The problem: Reproduce the data that follows in its entirety, character for character.

[Lines of data]
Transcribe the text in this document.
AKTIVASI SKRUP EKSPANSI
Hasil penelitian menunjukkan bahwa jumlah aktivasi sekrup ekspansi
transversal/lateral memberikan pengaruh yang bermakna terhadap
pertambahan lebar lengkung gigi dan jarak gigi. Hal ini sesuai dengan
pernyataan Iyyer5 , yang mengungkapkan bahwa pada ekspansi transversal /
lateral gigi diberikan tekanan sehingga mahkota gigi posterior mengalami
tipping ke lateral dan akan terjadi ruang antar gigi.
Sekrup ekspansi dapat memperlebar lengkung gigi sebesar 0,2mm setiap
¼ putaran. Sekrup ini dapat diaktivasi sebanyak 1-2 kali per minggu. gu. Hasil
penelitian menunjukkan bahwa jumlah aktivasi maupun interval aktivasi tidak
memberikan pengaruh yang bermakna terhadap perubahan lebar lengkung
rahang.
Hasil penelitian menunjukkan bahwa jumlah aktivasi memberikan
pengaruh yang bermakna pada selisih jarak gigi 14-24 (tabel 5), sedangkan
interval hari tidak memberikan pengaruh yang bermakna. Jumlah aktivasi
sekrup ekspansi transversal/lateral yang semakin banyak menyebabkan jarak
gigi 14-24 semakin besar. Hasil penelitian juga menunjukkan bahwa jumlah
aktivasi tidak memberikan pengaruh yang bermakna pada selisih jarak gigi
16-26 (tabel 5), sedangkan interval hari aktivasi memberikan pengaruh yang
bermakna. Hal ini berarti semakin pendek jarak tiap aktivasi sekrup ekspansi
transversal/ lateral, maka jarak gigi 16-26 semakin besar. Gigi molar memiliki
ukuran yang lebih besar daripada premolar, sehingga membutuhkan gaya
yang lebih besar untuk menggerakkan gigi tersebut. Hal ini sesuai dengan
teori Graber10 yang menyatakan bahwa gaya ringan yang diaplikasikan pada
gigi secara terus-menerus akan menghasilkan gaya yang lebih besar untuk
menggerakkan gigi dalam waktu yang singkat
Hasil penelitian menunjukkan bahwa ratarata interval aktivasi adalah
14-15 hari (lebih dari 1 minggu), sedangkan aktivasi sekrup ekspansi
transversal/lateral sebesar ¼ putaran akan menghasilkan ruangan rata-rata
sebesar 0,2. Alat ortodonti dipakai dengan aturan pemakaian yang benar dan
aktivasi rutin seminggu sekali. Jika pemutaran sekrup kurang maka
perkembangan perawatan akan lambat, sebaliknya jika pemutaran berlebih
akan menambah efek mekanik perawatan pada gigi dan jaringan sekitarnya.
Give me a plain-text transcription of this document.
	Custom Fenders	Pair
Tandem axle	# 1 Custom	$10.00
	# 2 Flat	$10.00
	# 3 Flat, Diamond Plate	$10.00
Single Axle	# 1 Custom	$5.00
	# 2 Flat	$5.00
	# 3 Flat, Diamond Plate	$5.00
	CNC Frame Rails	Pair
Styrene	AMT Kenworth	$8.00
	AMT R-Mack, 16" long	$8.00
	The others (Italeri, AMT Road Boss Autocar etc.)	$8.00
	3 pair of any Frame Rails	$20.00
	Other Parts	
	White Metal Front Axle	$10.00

Solution to this problem:
Transcribe the text in this document.
AKTIVASI SKRUP EKSPANSI
Hasil penelitian menunjukkan bahwa jumlah aktivasi sekrup ekspansi
transversal/lateral memberikan pengaruh yang bermakna terhadap
pertambahan lebar lengkung gigi dan jarak gigi. Hal ini sesuai dengan
pernyataan Iyyer5 , yang mengungkapkan bahwa pada ekspansi transversal /
lateral gigi diberikan tekanan sehingga mahkota gigi posterior mengalami
tipping ke lateral dan akan terjadi ruang antar gigi.
Sekrup ekspansi dapat memperlebar lengkung gigi sebesar 0,2mm setiap
¼ putaran. Sekrup ini dapat diaktivasi sebanyak 1-2 kali per minggu. gu. Hasil
penelitian menunjukkan bahwa jumlah aktivasi maupun interval aktivasi tidak
memberikan pengaruh yang bermakna terhadap perubahan lebar lengkung
rahang.
Hasil penelitian menunjukkan bahwa jumlah aktivasi memberikan
pengaruh yang bermakna pada selisih jarak gigi 14-24 (tabel 5), sedangkan
interval hari tidak memberikan pengaruh yang bermakna. Jumlah aktivasi
sekrup ekspansi transversal/lateral yang semakin banyak menyebabkan jarak
gigi 14-24 semakin besar. Hasil penelitian juga menunjukkan bahwa jumlah
aktivasi tidak memberikan pengaruh yang bermakna pada selisih jarak gigi
16-26 (tabel 5), sedangkan interval hari aktivasi memberikan pengaruh yang
bermakna. Hal ini berarti semakin pendek jarak tiap aktivasi sekrup ekspansi
transversal/ lateral, maka jarak gigi 16-26 semakin besar. Gigi molar memiliki
ukuran yang lebih besar daripada premolar, sehingga membutuhkan gaya
yang lebih besar untuk menggerakkan gigi tersebut. Hal ini sesuai dengan
teori Graber10 yang menyatakan bahwa gaya ringan yang diaplikasikan pada
gigi secara terus-menerus akan menghasilkan gaya yang lebih besar untuk
menggerakkan gigi dalam waktu yang singkat
Hasil penelitian menunjukkan bahwa ratarata interval aktivasi adalah
14-15 hari (lebih dari 1 minggu), sedangkan aktivasi sekrup ekspansi
transversal/lateral sebesar ¼ putaran akan menghasilkan ruangan rata-rata
sebesar 0,2. Alat ortodonti dipakai dengan aturan pemakaian yang benar dan
aktivasi rutin seminggu sekali. Jika pemutaran sekrup kurang maka
perkembangan perawatan akan lambat, sebaliknya jika pemutaran berlebih
akan menambah efek mekanik perawatan pada gigi dan jaringan sekitarnya.
Give me a plain-text transcription of this document.
	Custom Fenders	Pair
Tandem axle	# 1 Custom	$10.00
	# 2 Flat	$10.00
	# 3 Flat, Diamond Plate	$10.00
Single Axle	# 1 Custom	$5.00
	# 2 Flat	$5.00
	# 3 Flat, Diamond Plate	$5.00
	CNC Frame Rails	Pair
Styrene	AMT Kenworth	$8.00
	AMT R-Mack, 16" long	$8.00
	The others (Italeri, AMT Road Boss Autocar etc.)	$8.00
	3 pair of any Frame Rails	$20.00
	Other Parts	
	White Metal Front Axle	$10.00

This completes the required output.